• READING PASSAGE
┄┄┄┄┄┄

Cheta with base-change: preliminary results

[jaydfox]

The variable fma in that code is the matrix I'm referring to. Hopefully you can tell from the context what Andrew's talking about. Essentially, it gives us a matrix, which we can multiply on the right by a vector of powers of n, to get a vector representing a power series in x. For fractional n, the terms diverge.

Or, we can multiply on the right by a vector of powers of x (i.e., picking a fixed x), and get a power series in n, which is the iteration function. I use this latter approach.

Oh you mean this matrix is only for the computation of the iteration of \( \exp_\eta \)? And this takes this exuberant time?

Well, calculating the matrix once takes a lot of time. Thereafter, using the matrix is quite fast. The problem is, the coefficients can only reasonably be calculated within a small radius about 0. The more terms you want, the smaller the radius. For 199 terms, using the 200x200 matrix, I already need almost 1000 iterations of log(x+1). Otherwise, the last few terms are inaccurate. For 500 iterations, I only use the first 150 terms, as they get wildly inaccurate at about 180 or 190. If I had a 300x300 matrix, I could probably get the first 250 terms with the same 500 iterations. It's hard to be sure without a little more analysis, because the low order terms start to accumulate errors due to the divergence of the series. I suppose that doesn't make much sense without context, so perhaps I'll dedicate a new thread just to that topic.

I initially thought that the inversion of the interpolation matrix took so much time (and not the fma) thatswhy I provided the direct formula via stirling numbers.

Actually, they both take a lot of time. But I only have to calculate the FMA once, and then I just save it to disk and reuse it. If push came to shove, I could spend the week calculating the 300x300 FMA, but it'd be easier if Andrew could do it in Mathematica in a few minutes or hours and convert it to a format I could use in SAGE. Pretty please!

Now with Gottfried's method of deriving the inverse of the stencil matrix, the time spent there can also be saved! I'll experiment with this and see how large of a grid I can manage within my memory budget.

Then it's just a matter of creating the grid points, which itself is a rather time-consuming process... (hundreds of iterations of log(x+1) and exp(x)-1, using tens of thousands of bits of precision...)

┄┄┄┄┄┄

• RECORD SET
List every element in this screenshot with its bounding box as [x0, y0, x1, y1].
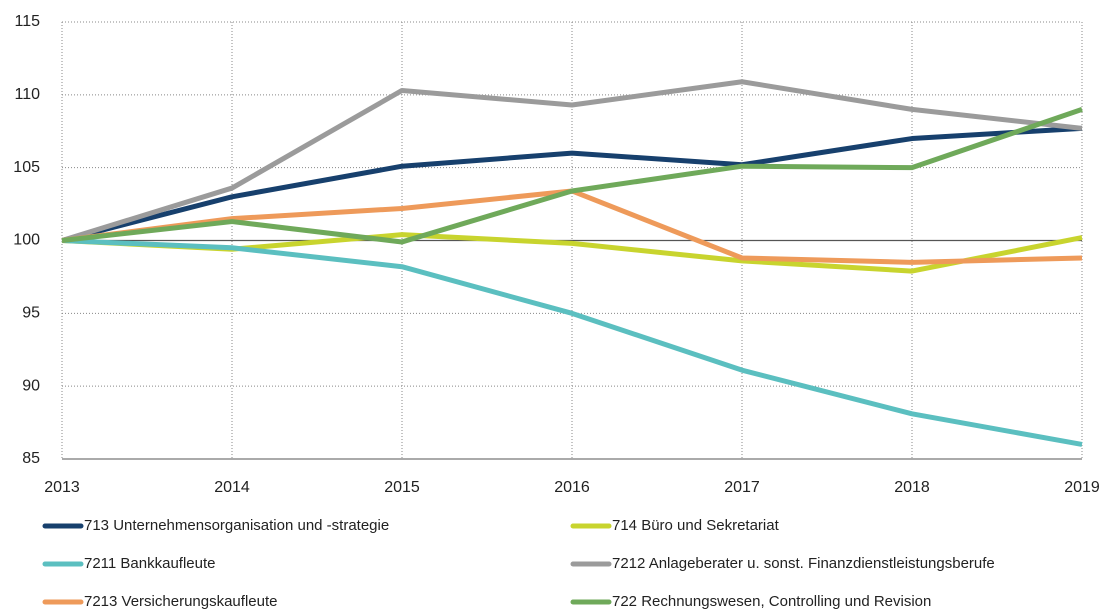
legend-label: 714 Büro und Sekretariat [612, 517, 780, 534]
x-tick-label: 2017 [724, 479, 760, 496]
x-tick-label: 2013 [44, 479, 80, 496]
y-tick-label: 115 [14, 13, 40, 30]
legend-label: 7211 Bankkaufleute [84, 555, 216, 572]
y-tick-label: 85 [22, 450, 40, 467]
legend-label: 7213 Versicherungskaufleute [84, 593, 277, 610]
y-tick-label: 90 [22, 377, 40, 394]
series-line [61, 238, 1083, 447]
series-line [61, 79, 1083, 243]
series-line [61, 125, 1083, 243]
y-tick-label: 105 [13, 159, 40, 176]
x-tick-label: 2014 [214, 479, 250, 496]
y-tick-label: 95 [22, 305, 40, 322]
y-tick-label: 110 [14, 86, 40, 103]
y-tick-label: 100 [13, 232, 40, 249]
x-tick-label: 2016 [554, 479, 590, 496]
x-tick-label: 2019 [1064, 479, 1100, 496]
legend-label: 722 Rechnungswesen, Controlling und Revi… [612, 593, 931, 610]
legend-label: 7212 Anlageberater u. sonst. Finanzdiens… [612, 555, 995, 572]
x-tick-label: 2015 [384, 479, 420, 496]
series-line [61, 107, 1083, 245]
legend-label: 713 Unternehmensorganisation und -strate… [84, 517, 389, 534]
x-tick-label: 2018 [894, 479, 930, 496]
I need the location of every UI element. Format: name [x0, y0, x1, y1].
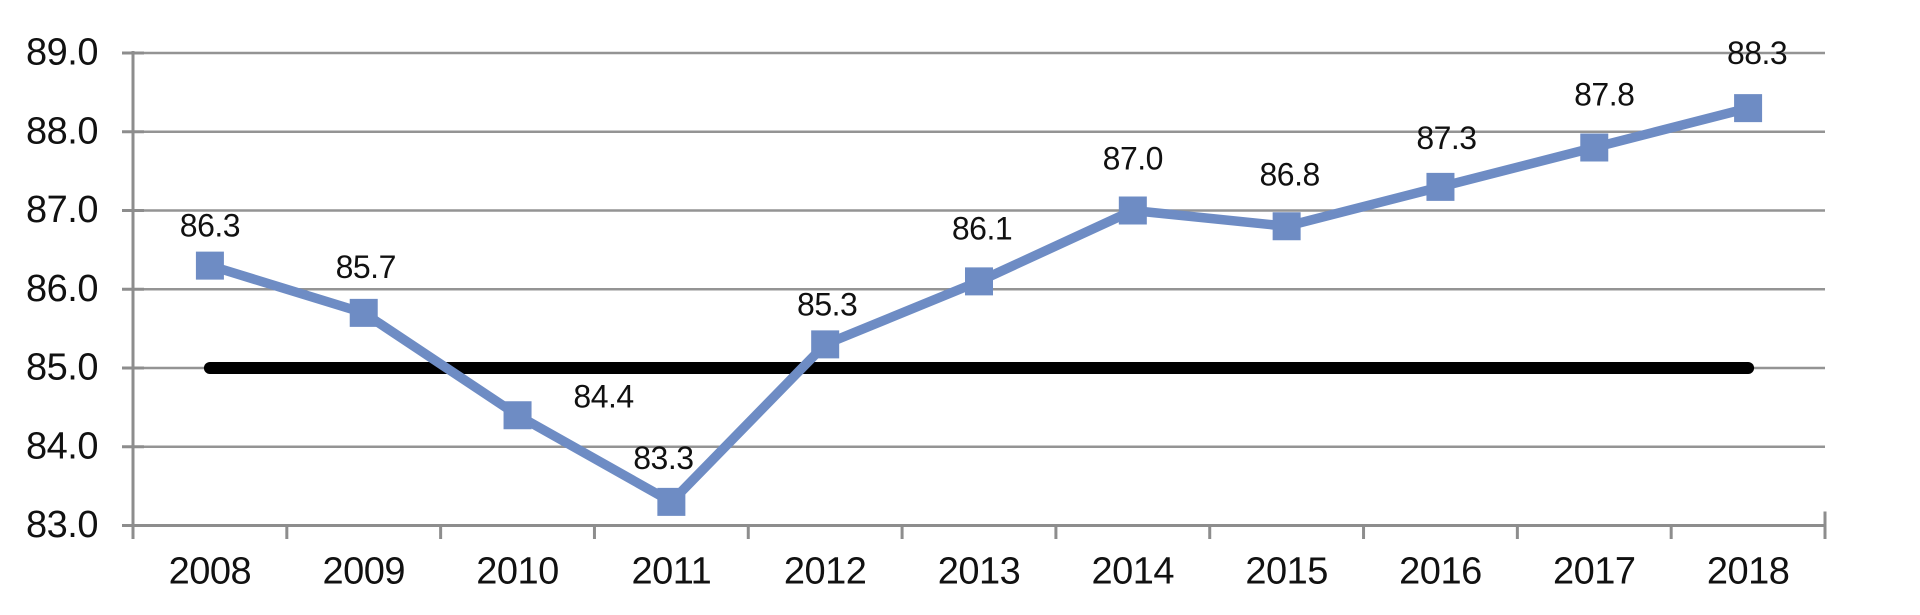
y-axis-label-87.0: 87.0: [26, 189, 98, 231]
y-axis-label-86.0: 86.0: [26, 268, 98, 310]
x-axis-label-2018: 2018: [1707, 551, 1790, 593]
x-axis-label-2014: 2014: [1092, 551, 1175, 593]
y-axis-label-88.0: 88.0: [26, 110, 98, 152]
data-label-2015: 86.8: [1259, 156, 1319, 192]
x-axis-label-2010: 2010: [476, 551, 559, 593]
data-point-marker-2011: [657, 487, 686, 516]
data-point-marker-2016: [1426, 172, 1455, 201]
data-label-2009: 85.7: [336, 249, 396, 285]
data-label-2013: 86.1: [952, 210, 1012, 246]
data-point-marker-2014: [1118, 196, 1147, 225]
data-point-marker-2013: [965, 267, 993, 296]
x-axis-label-2008: 2008: [169, 551, 252, 593]
y-axis-label-83.0: 83.0: [26, 504, 98, 546]
x-axis-label-2011: 2011: [632, 551, 712, 593]
data-point-marker-2008: [195, 251, 224, 280]
y-axis-label-84.0: 84.0: [26, 425, 98, 467]
data-label-2017: 87.8: [1574, 77, 1634, 113]
value-series-line: [208, 103, 1750, 507]
x-axis-label-2016: 2016: [1399, 551, 1482, 593]
x-axis-label-2015: 2015: [1245, 551, 1328, 593]
data-label-2014: 87.0: [1103, 141, 1163, 177]
y-axis-label-85.0: 85.0: [26, 347, 98, 389]
x-axis-label-2017: 2017: [1553, 551, 1636, 593]
x-axis-label-2009: 2009: [322, 551, 405, 593]
data-label-2011: 83.3: [633, 440, 693, 476]
y-axis-label-89.0: 89.0: [26, 32, 98, 74]
data-point-marker-2012: [811, 330, 840, 359]
data-point-marker-2018: [1734, 94, 1763, 123]
data-label-2016: 87.3: [1416, 120, 1476, 156]
data-point-marker-2017: [1580, 133, 1609, 162]
data-label-2018: 88.3: [1727, 35, 1787, 71]
x-axis-label-2012: 2012: [784, 551, 867, 593]
data-label-2012: 85.3: [797, 286, 857, 322]
x-axis-label-2013: 2013: [938, 551, 1021, 593]
data-point-marker-2010: [503, 401, 532, 430]
data-point-marker-2015: [1272, 212, 1301, 241]
data-label-2010: 84.4: [573, 378, 633, 414]
data-point-marker-2009: [349, 298, 378, 327]
data-label-2008: 86.3: [180, 208, 240, 244]
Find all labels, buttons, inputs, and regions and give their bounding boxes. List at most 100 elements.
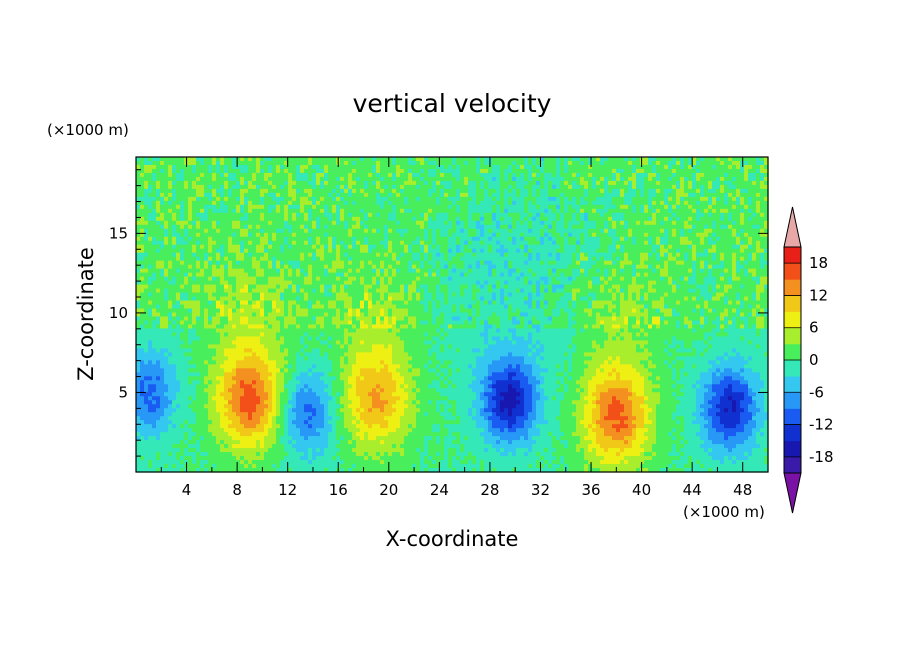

┄┄┄┄┄┄

• EXERCISE PROMPT
Reproduce the passage of the forum thread on the base-change results starting with "Now with Gottfried's" and going on through "bits of precision...)".

• RIGHT ANSWER
Now with Gottfried's method of deriving the inverse of the stencil matrix, the time spent there can also be saved! I'll experiment with this and see how large of a grid I can manage within my memory budget.

Then it's just a matter of creating the grid points, which itself is a rather time-consuming process... (hundreds of iterations of log(x+1) and exp(x)-1, using tens of thousands of bits of precision...)